__The request__: Quote the listing below in full and exactly as written, but omit every picture.

Dataset rows about figures:
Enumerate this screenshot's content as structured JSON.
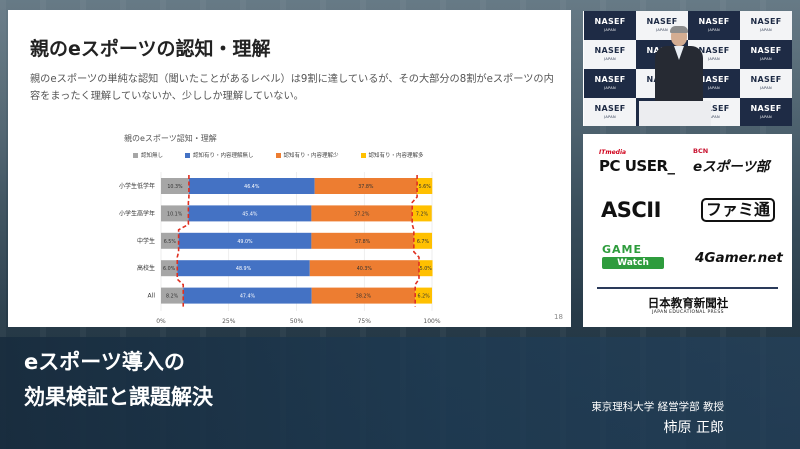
{
  "slide": {
    "title": "親のeスポーツの認知・理解",
    "description": "親のeスポーツの単純な認知（聞いたことがあるレベル）は9割に達しているが、その大部分の8割がeスポーツの内容をまったく理解していないか、少ししか理解していない。",
    "page_number": "18"
  },
  "chart_data": {
    "type": "bar",
    "stacked": "100%",
    "orientation": "horizontal",
    "title": "親のeスポーツ認知・理解",
    "categories": [
      "小学生低学年",
      "小学生高学年",
      "中学生",
      "高校生",
      "All"
    ],
    "series": [
      {
        "name": "認知無し",
        "color": "#a6a6a6",
        "values": [
          10.3,
          10.1,
          6.5,
          6.0,
          8.2
        ],
        "labels": [
          "10.3%",
          "10.1%",
          "6.5%",
          "6.0%",
          "8.2%"
        ]
      },
      {
        "name": "認知有り・内容理解無し",
        "color": "#4472c4",
        "values": [
          46.4,
          45.4,
          49.0,
          48.9,
          47.4
        ],
        "labels": [
          "46.4%",
          "45.4%",
          "49.0%",
          "48.9%",
          "47.4%"
        ]
      },
      {
        "name": "認知有り・内容理解少",
        "color": "#ed7d31",
        "values": [
          37.8,
          37.2,
          37.8,
          40.3,
          38.2
        ],
        "labels": [
          "37.8%",
          "37.2%",
          "37.8%",
          "40.3%",
          "38.2%"
        ]
      },
      {
        "name": "認知有り・内容理解多",
        "color": "#ffc000",
        "values": [
          5.6,
          7.2,
          6.7,
          5.0,
          6.2
        ],
        "labels": [
          "5.6%",
          "7.2%",
          "6.7%",
          "5.0%",
          "6.2%"
        ]
      }
    ],
    "x_ticks": [
      "0%",
      "25%",
      "50%",
      "75%",
      "100%"
    ],
    "xlim": [
      0,
      100
    ],
    "legend": "top",
    "annotations": "red dashed lines at boundaries of 認知無し and 認知有り・内容理解多"
  },
  "camera": {
    "tile_text": "NASEF",
    "tile_subtext": "JAPAN"
  },
  "sponsors": {
    "pcuser_small": "ITmedia",
    "pcuser": "PC USER_",
    "bcn_small": "BCN",
    "bcn": "eスポーツ部",
    "ascii": "ASCII",
    "famitsu": "ファミ通",
    "gamewatch_top": "GAME",
    "gamewatch_bottom": "Watch",
    "fourgamer": "4Gamer.net",
    "jep": "日本教育新聞社",
    "jep_small": "JAPAN EDUCATIONAL PRESS"
  },
  "caption": {
    "topic_line1": "eスポーツ導入の",
    "topic_line2": "効果検証と課題解決",
    "affiliation": "東京理科大学 経営学部 教授",
    "speaker_name": "柿原 正郎"
  }
}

__Solution to this task__:
Enumerate this screenshot's content as structured JSON.
{
  "slide": {
    "title": "親のeスポーツの認知・理解",
    "description": "親のeスポーツの単純な認知（聞いたことがあるレベル）は9割に達しているが、その大部分の8割がeスポーツの内容をまったく理解していないか、少ししか理解していない。",
    "page_number": "18"
  },
  "chart_data": {
    "type": "bar",
    "stacked": "100%",
    "orientation": "horizontal",
    "title": "親のeスポーツ認知・理解",
    "categories": [
      "小学生低学年",
      "小学生高学年",
      "中学生",
      "高校生",
      "All"
    ],
    "series": [
      {
        "name": "認知無し",
        "color": "#a6a6a6",
        "values": [
          10.3,
          10.1,
          6.5,
          6.0,
          8.2
        ],
        "labels": [
          "10.3%",
          "10.1%",
          "6.5%",
          "6.0%",
          "8.2%"
        ]
      },
      {
        "name": "認知有り・内容理解無し",
        "color": "#4472c4",
        "values": [
          46.4,
          45.4,
          49.0,
          48.9,
          47.4
        ],
        "labels": [
          "46.4%",
          "45.4%",
          "49.0%",
          "48.9%",
          "47.4%"
        ]
      },
      {
        "name": "認知有り・内容理解少",
        "color": "#ed7d31",
        "values": [
          37.8,
          37.2,
          37.8,
          40.3,
          38.2
        ],
        "labels": [
          "37.8%",
          "37.2%",
          "37.8%",
          "40.3%",
          "38.2%"
        ]
      },
      {
        "name": "認知有り・内容理解多",
        "color": "#ffc000",
        "values": [
          5.6,
          7.2,
          6.7,
          5.0,
          6.2
        ],
        "labels": [
          "5.6%",
          "7.2%",
          "6.7%",
          "5.0%",
          "6.2%"
        ]
      }
    ],
    "x_ticks": [
      "0%",
      "25%",
      "50%",
      "75%",
      "100%"
    ],
    "xlim": [
      0,
      100
    ],
    "legend": "top",
    "annotations": "red dashed lines at boundaries of 認知無し and 認知有り・内容理解多"
  },
  "camera": {
    "tile_text": "NASEF",
    "tile_subtext": "JAPAN"
  },
  "sponsors": {
    "pcuser_small": "ITmedia",
    "pcuser": "PC USER_",
    "bcn_small": "BCN",
    "bcn": "eスポーツ部",
    "ascii": "ASCII",
    "famitsu": "ファミ通",
    "gamewatch_top": "GAME",
    "gamewatch_bottom": "Watch",
    "fourgamer": "4Gamer.net",
    "jep": "日本教育新聞社",
    "jep_small": "JAPAN EDUCATIONAL PRESS"
  },
  "caption": {
    "topic_line1": "eスポーツ導入の",
    "topic_line2": "効果検証と課題解決",
    "affiliation": "東京理科大学 経営学部 教授",
    "speaker_name": "柿原 正郎"
  }
}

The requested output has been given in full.